**AIM:** Write out the entire listing below exactly as it appears, minus any pictures.

**RECORDS PROVIDED:**
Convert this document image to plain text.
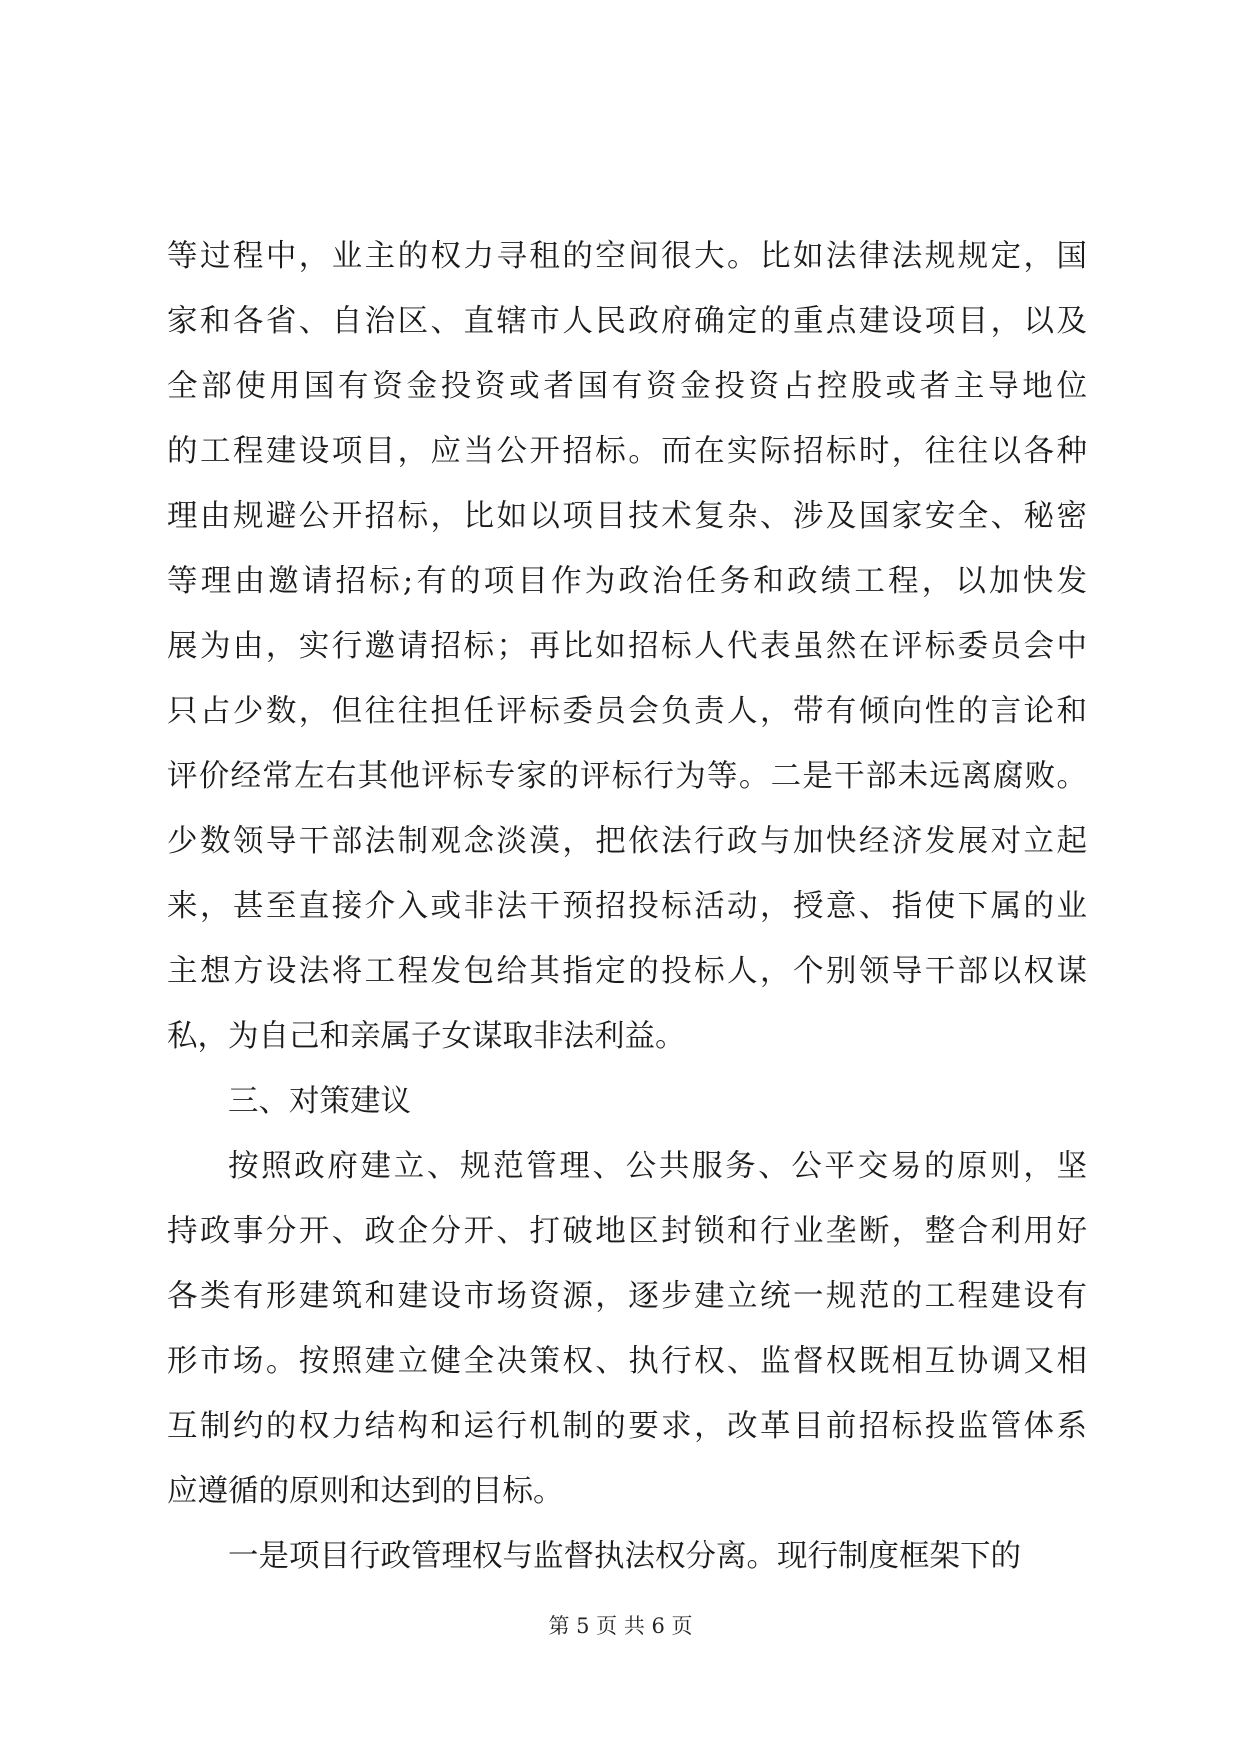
等过程中，业主的权力寻租的空间很大。比如法律法规规定，国
家和各省、自治区、直辖市人民政府确定的重点建设项目，以及
全部使用国有资金投资或者国有资金投资占控股或者主导地位
的工程建设项目，应当公开招标。而在实际招标时，往往以各种
理由规避公开招标，比如以项目技术复杂、涉及国家安全、秘密
等理由邀请招标;有的项目作为政治任务和政绩工程，以加快发
展为由，实行邀请招标；再比如招标人代表虽然在评标委员会中
只占少数，但往往担任评标委员会负责人，带有倾向性的言论和
评价经常左右其他评标专家的评标行为等。二是干部未远离腐败。
少数领导干部法制观念淡漠，把依法行政与加快经济发展对立起
来，甚至直接介入或非法干预招投标活动，授意、指使下属的业
主想方设法将工程发包给其指定的投标人，个别领导干部以权谋
私，为自己和亲属子女谋取非法利益。
三、对策建议
按照政府建立、规范管理、公共服务、公平交易的原则，坚
持政事分开、政企分开、打破地区封锁和行业垄断，整合利用好
各类有形建筑和建设市场资源，逐步建立统一规范的工程建设有
形市场。按照建立健全决策权、执行权、监督权既相互协调又相
互制约的权力结构和运行机制的要求，改革目前招标投监管体系
应遵循的原则和达到的目标。
一是项目行政管理权与监督执法权分离。现行制度框架下的
第 5 页 共 6 页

**WRITTEN SOLUTION:**
Convert this document image to plain text.
等过程中，业主的权力寻租的空间很大。比如法律法规规定，国
家和各省、自治区、直辖市人民政府确定的重点建设项目，以及
全部使用国有资金投资或者国有资金投资占控股或者主导地位
的工程建设项目，应当公开招标。而在实际招标时，往往以各种
理由规避公开招标，比如以项目技术复杂、涉及国家安全、秘密
等理由邀请招标;有的项目作为政治任务和政绩工程，以加快发
展为由，实行邀请招标；再比如招标人代表虽然在评标委员会中
只占少数，但往往担任评标委员会负责人，带有倾向性的言论和
评价经常左右其他评标专家的评标行为等。二是干部未远离腐败。
少数领导干部法制观念淡漠，把依法行政与加快经济发展对立起
来，甚至直接介入或非法干预招投标活动，授意、指使下属的业
主想方设法将工程发包给其指定的投标人，个别领导干部以权谋
私，为自己和亲属子女谋取非法利益。
三、对策建议
按照政府建立、规范管理、公共服务、公平交易的原则，坚
持政事分开、政企分开、打破地区封锁和行业垄断，整合利用好
各类有形建筑和建设市场资源，逐步建立统一规范的工程建设有
形市场。按照建立健全决策权、执行权、监督权既相互协调又相
互制约的权力结构和运行机制的要求，改革目前招标投监管体系
应遵循的原则和达到的目标。
一是项目行政管理权与监督执法权分离。现行制度框架下的
第 5 页 共 6 页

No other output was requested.